++++ Records provided
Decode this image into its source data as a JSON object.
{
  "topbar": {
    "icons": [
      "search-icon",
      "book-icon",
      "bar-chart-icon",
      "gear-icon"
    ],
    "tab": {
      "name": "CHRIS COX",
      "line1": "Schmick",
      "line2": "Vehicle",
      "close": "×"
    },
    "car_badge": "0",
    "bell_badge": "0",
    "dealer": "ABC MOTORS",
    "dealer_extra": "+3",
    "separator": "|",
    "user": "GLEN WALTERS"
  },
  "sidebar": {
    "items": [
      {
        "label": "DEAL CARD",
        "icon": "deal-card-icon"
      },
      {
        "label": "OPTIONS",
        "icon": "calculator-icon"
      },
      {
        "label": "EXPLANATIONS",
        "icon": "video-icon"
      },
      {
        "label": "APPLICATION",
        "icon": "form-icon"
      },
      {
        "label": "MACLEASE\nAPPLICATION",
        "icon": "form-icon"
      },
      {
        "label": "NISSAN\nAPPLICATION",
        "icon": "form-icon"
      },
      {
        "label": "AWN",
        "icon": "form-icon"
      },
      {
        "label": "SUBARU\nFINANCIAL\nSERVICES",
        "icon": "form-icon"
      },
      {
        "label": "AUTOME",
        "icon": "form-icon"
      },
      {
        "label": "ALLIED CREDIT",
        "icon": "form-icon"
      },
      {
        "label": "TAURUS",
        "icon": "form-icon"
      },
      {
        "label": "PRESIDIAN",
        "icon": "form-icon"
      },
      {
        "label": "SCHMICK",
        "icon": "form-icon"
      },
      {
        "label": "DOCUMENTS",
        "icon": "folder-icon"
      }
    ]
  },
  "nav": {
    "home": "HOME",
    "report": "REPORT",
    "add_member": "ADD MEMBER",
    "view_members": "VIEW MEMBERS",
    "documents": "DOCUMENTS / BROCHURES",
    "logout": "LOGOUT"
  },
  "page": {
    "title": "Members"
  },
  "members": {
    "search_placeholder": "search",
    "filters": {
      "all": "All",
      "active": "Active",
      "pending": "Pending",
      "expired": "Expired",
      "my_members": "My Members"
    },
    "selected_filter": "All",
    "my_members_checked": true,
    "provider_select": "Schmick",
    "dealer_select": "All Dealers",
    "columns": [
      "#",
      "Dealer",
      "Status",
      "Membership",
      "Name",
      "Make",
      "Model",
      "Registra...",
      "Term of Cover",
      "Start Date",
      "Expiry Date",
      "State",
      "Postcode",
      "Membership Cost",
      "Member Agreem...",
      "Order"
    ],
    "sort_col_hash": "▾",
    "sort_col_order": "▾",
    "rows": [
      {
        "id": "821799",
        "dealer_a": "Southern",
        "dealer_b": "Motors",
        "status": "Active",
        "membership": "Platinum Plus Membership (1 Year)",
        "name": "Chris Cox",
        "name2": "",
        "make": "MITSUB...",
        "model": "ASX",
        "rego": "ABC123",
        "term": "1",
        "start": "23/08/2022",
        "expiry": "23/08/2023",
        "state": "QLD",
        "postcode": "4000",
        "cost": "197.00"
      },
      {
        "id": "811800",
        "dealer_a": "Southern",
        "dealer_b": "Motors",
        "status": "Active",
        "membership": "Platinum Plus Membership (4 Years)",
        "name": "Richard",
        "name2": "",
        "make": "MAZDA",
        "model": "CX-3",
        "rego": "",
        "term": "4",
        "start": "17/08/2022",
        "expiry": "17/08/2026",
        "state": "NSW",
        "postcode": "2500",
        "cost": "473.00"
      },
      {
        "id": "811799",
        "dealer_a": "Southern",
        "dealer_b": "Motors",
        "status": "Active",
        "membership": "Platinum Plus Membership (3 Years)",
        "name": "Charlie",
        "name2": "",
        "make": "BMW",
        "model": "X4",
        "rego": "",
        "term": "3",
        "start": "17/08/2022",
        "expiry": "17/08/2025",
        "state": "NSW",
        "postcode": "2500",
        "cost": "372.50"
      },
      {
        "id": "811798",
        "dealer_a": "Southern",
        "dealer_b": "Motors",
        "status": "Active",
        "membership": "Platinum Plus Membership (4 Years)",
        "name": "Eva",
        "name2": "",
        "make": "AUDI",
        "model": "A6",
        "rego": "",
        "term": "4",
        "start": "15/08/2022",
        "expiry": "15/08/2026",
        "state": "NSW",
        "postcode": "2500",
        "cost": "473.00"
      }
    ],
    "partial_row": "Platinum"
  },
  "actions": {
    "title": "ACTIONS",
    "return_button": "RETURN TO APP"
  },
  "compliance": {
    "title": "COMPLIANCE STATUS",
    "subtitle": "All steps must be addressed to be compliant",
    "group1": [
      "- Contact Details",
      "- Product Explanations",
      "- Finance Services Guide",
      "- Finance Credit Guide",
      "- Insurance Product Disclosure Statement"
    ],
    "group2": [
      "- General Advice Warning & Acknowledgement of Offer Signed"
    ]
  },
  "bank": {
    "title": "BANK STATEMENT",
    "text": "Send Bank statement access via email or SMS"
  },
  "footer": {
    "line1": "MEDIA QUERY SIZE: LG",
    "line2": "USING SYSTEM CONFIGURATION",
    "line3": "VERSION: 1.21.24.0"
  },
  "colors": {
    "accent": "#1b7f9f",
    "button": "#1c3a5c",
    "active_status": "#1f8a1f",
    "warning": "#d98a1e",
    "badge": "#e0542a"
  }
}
++++++++
Problem to work on: Write out every line of the material again, exactly as it reads.

Exercise output:
Decode this image into its source data as a JSON object.
{
  "topbar": {
    "icons": [
      "search-icon",
      "book-icon",
      "bar-chart-icon",
      "gear-icon"
    ],
    "tab": {
      "name": "CHRIS COX",
      "line1": "Schmick",
      "line2": "Vehicle",
      "close": "×"
    },
    "car_badge": "0",
    "bell_badge": "0",
    "dealer": "ABC MOTORS",
    "dealer_extra": "+3",
    "separator": "|",
    "user": "GLEN WALTERS"
  },
  "sidebar": {
    "items": [
      {
        "label": "DEAL CARD",
        "icon": "deal-card-icon"
      },
      {
        "label": "OPTIONS",
        "icon": "calculator-icon"
      },
      {
        "label": "EXPLANATIONS",
        "icon": "video-icon"
      },
      {
        "label": "APPLICATION",
        "icon": "form-icon"
      },
      {
        "label": "MACLEASE\nAPPLICATION",
        "icon": "form-icon"
      },
      {
        "label": "NISSAN\nAPPLICATION",
        "icon": "form-icon"
      },
      {
        "label": "AWN",
        "icon": "form-icon"
      },
      {
        "label": "SUBARU\nFINANCIAL\nSERVICES",
        "icon": "form-icon"
      },
      {
        "label": "AUTOME",
        "icon": "form-icon"
      },
      {
        "label": "ALLIED CREDIT",
        "icon": "form-icon"
      },
      {
        "label": "TAURUS",
        "icon": "form-icon"
      },
      {
        "label": "PRESIDIAN",
        "icon": "form-icon"
      },
      {
        "label": "SCHMICK",
        "icon": "form-icon"
      },
      {
        "label": "DOCUMENTS",
        "icon": "folder-icon"
      }
    ]
  },
  "nav": {
    "home": "HOME",
    "report": "REPORT",
    "add_member": "ADD MEMBER",
    "view_members": "VIEW MEMBERS",
    "documents": "DOCUMENTS / BROCHURES",
    "logout": "LOGOUT"
  },
  "page": {
    "title": "Members"
  },
  "members": {
    "search_placeholder": "search",
    "filters": {
      "all": "All",
      "active": "Active",
      "pending": "Pending",
      "expired": "Expired",
      "my_members": "My Members"
    },
    "selected_filter": "All",
    "my_members_checked": true,
    "provider_select": "Schmick",
    "dealer_select": "All Dealers",
    "columns": [
      "#",
      "Dealer",
      "Status",
      "Membership",
      "Name",
      "Make",
      "Model",
      "Registra...",
      "Term of Cover",
      "Start Date",
      "Expiry Date",
      "State",
      "Postcode",
      "Membership Cost",
      "Member Agreem...",
      "Order"
    ],
    "sort_col_hash": "▾",
    "sort_col_order": "▾",
    "rows": [
      {
        "id": "821799",
        "dealer_a": "Southern",
        "dealer_b": "Motors",
        "status": "Active",
        "membership": "Platinum Plus Membership (1 Year)",
        "name": "Chris Cox",
        "name2": "",
        "make": "MITSUB...",
        "model": "ASX",
        "rego": "ABC123",
        "term": "1",
        "start": "23/08/2022",
        "expiry": "23/08/2023",
        "state": "QLD",
        "postcode": "4000",
        "cost": "197.00"
      },
      {
        "id": "811800",
        "dealer_a": "Southern",
        "dealer_b": "Motors",
        "status": "Active",
        "membership": "Platinum Plus Membership (4 Years)",
        "name": "Richard",
        "name2": "",
        "make": "MAZDA",
        "model": "CX-3",
        "rego": "",
        "term": "4",
        "start": "17/08/2022",
        "expiry": "17/08/2026",
        "state": "NSW",
        "postcode": "2500",
        "cost": "473.00"
      },
      {
        "id": "811799",
        "dealer_a": "Southern",
        "dealer_b": "Motors",
        "status": "Active",
        "membership": "Platinum Plus Membership (3 Years)",
        "name": "Charlie",
        "name2": "",
        "make": "BMW",
        "model": "X4",
        "rego": "",
        "term": "3",
        "start": "17/08/2022",
        "expiry": "17/08/2025",
        "state": "NSW",
        "postcode": "2500",
        "cost": "372.50"
      },
      {
        "id": "811798",
        "dealer_a": "Southern",
        "dealer_b": "Motors",
        "status": "Active",
        "membership": "Platinum Plus Membership (4 Years)",
        "name": "Eva",
        "name2": "",
        "make": "AUDI",
        "model": "A6",
        "rego": "",
        "term": "4",
        "start": "15/08/2022",
        "expiry": "15/08/2026",
        "state": "NSW",
        "postcode": "2500",
        "cost": "473.00"
      }
    ],
    "partial_row": "Platinum"
  },
  "actions": {
    "title": "ACTIONS",
    "return_button": "RETURN TO APP"
  },
  "compliance": {
    "title": "COMPLIANCE STATUS",
    "subtitle": "All steps must be addressed to be compliant",
    "group1": [
      "- Contact Details",
      "- Product Explanations",
      "- Finance Services Guide",
      "- Finance Credit Guide",
      "- Insurance Product Disclosure Statement"
    ],
    "group2": [
      "- General Advice Warning & Acknowledgement of Offer Signed"
    ]
  },
  "bank": {
    "title": "BANK STATEMENT",
    "text": "Send Bank statement access via email or SMS"
  },
  "footer": {
    "line1": "MEDIA QUERY SIZE: LG",
    "line2": "USING SYSTEM CONFIGURATION",
    "line3": "VERSION: 1.21.24.0"
  },
  "colors": {
    "accent": "#1b7f9f",
    "button": "#1c3a5c",
    "active_status": "#1f8a1f",
    "warning": "#d98a1e",
    "badge": "#e0542a"
  }
}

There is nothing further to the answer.